INSTRUCTIONS FOR THE TASK: Find and copy lines holding "semesters".
========
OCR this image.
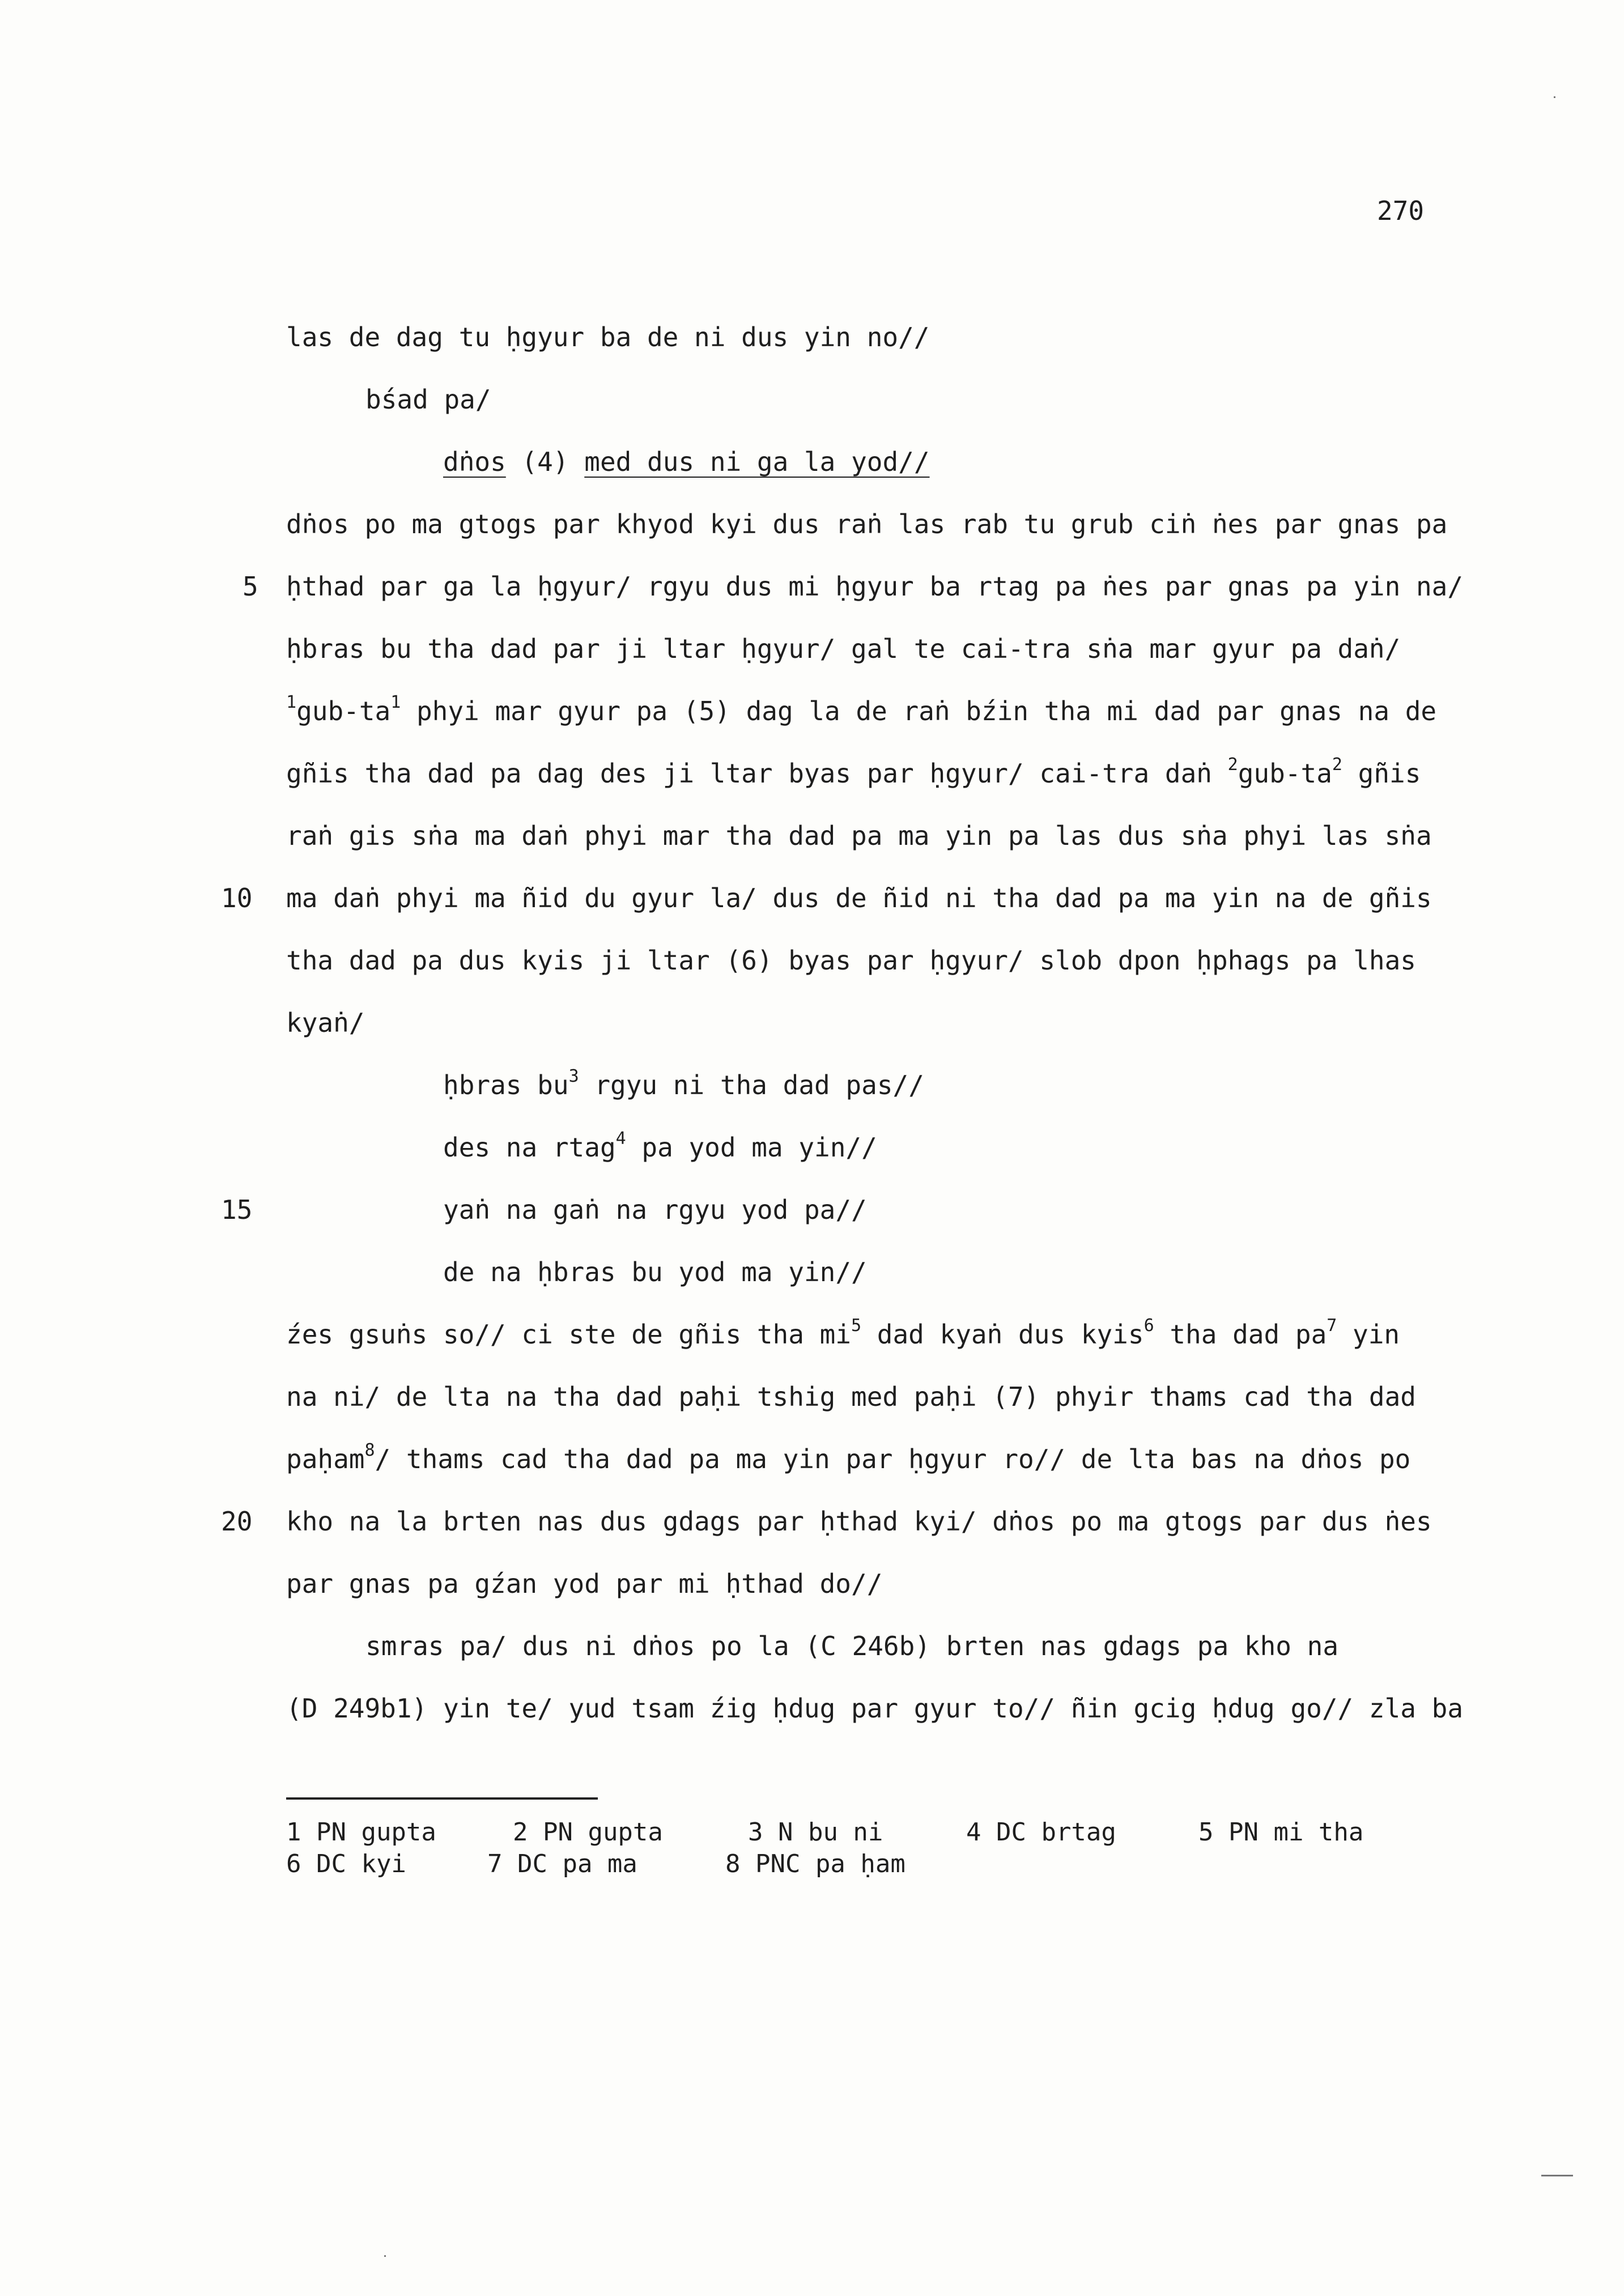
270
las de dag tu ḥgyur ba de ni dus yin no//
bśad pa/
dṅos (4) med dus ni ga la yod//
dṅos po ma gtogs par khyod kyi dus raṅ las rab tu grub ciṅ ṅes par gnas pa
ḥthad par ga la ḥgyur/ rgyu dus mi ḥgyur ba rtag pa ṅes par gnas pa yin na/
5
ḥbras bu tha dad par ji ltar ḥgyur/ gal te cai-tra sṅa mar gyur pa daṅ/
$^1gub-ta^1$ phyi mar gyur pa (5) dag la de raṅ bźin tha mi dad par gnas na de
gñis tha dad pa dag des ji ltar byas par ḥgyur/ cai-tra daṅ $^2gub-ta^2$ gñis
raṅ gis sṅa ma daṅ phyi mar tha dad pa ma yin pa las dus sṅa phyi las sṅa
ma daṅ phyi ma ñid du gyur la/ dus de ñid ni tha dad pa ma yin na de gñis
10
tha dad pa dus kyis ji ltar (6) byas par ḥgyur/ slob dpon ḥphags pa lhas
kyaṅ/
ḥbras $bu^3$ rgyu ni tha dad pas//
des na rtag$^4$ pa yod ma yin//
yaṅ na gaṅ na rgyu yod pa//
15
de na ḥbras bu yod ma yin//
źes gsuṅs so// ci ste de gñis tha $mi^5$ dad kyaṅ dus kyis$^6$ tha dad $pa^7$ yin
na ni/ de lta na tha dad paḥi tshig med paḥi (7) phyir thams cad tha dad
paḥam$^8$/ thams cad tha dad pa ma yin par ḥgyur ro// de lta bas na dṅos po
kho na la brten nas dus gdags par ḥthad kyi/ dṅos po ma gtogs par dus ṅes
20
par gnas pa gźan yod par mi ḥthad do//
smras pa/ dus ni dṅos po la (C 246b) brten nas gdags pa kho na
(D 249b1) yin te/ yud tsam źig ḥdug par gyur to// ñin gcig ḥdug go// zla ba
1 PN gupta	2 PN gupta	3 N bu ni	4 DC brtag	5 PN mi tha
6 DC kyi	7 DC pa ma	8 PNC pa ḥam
========
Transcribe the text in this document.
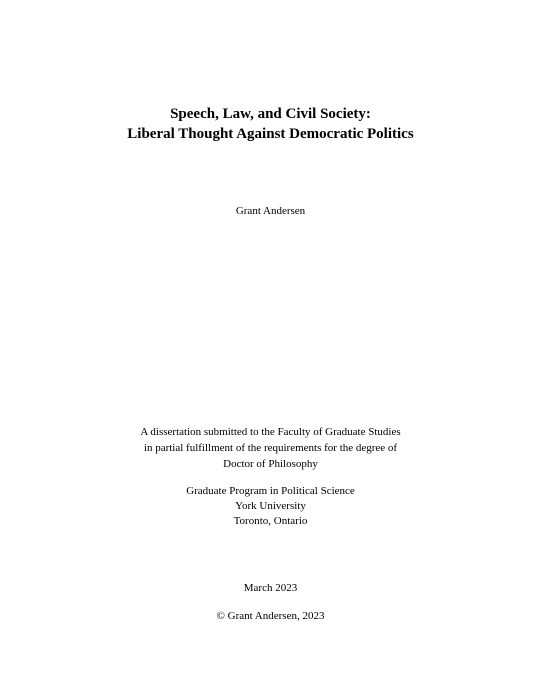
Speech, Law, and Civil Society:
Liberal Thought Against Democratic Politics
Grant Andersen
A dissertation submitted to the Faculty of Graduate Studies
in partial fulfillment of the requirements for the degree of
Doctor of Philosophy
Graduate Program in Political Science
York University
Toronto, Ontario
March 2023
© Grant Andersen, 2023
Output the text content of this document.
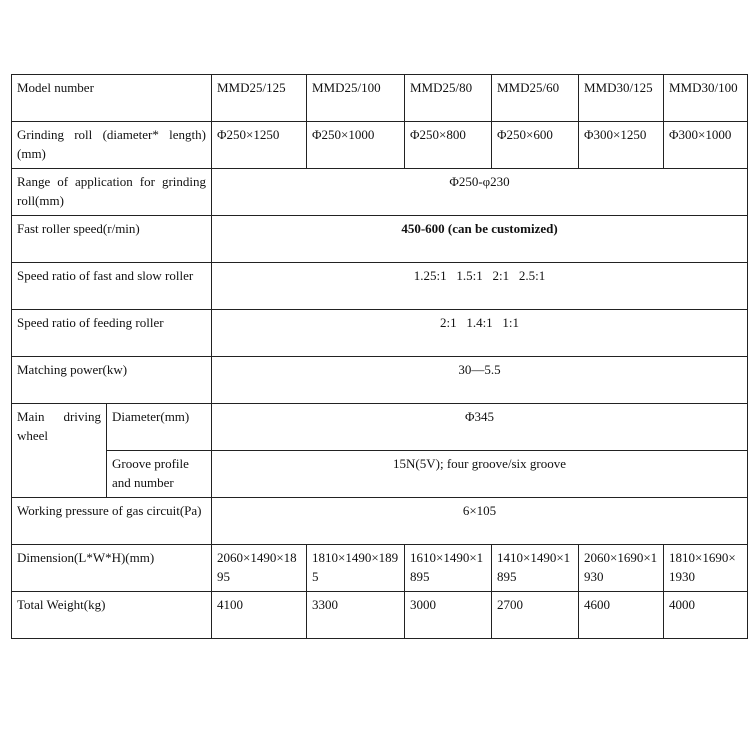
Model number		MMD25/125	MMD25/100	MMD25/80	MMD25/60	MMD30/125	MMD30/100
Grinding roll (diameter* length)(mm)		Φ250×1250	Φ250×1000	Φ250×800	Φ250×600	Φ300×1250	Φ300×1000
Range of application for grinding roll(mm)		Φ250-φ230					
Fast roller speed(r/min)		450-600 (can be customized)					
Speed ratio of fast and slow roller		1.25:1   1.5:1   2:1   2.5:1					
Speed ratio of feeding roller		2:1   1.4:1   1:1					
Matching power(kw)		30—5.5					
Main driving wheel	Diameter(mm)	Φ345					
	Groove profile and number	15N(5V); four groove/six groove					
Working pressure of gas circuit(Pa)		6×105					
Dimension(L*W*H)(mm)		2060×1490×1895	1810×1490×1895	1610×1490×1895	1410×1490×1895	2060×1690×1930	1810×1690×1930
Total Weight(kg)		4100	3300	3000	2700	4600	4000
========
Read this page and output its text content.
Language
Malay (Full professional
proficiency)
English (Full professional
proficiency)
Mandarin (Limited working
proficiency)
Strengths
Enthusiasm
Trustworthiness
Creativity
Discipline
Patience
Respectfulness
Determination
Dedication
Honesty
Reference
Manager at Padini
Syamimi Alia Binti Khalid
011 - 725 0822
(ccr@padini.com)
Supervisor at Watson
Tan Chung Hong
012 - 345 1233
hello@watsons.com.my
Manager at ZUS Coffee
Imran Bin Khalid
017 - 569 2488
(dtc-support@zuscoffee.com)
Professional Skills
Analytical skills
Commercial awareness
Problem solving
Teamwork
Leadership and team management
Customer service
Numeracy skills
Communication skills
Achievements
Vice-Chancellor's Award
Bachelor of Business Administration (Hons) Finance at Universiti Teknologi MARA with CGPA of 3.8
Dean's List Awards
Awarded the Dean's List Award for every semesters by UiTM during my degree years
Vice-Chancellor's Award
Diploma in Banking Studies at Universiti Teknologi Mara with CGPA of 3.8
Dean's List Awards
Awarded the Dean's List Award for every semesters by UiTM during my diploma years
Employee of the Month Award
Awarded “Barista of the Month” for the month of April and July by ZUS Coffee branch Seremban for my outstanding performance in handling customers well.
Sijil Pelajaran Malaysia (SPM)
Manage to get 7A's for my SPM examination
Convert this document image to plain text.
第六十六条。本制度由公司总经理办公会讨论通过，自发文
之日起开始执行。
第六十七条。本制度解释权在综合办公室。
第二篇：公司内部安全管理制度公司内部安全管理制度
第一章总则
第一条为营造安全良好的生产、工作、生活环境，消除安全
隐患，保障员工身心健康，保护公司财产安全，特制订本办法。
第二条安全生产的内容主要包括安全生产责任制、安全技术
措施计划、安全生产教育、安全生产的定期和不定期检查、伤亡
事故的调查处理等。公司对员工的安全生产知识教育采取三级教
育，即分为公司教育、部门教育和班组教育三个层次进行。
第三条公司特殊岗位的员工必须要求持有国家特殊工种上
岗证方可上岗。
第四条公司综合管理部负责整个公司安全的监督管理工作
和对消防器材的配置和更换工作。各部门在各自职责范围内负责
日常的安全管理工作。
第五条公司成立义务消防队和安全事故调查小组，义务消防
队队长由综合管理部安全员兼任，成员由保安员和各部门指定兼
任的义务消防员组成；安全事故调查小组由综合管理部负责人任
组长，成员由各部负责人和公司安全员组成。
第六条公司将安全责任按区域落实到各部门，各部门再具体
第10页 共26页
========
RESPONSE FOR THIS EXERCISE:
Awarded the Dean's List Award for every semesters by UiTM during my degree years
Awarded the Dean's List Award for every semesters by UiTM during my diploma years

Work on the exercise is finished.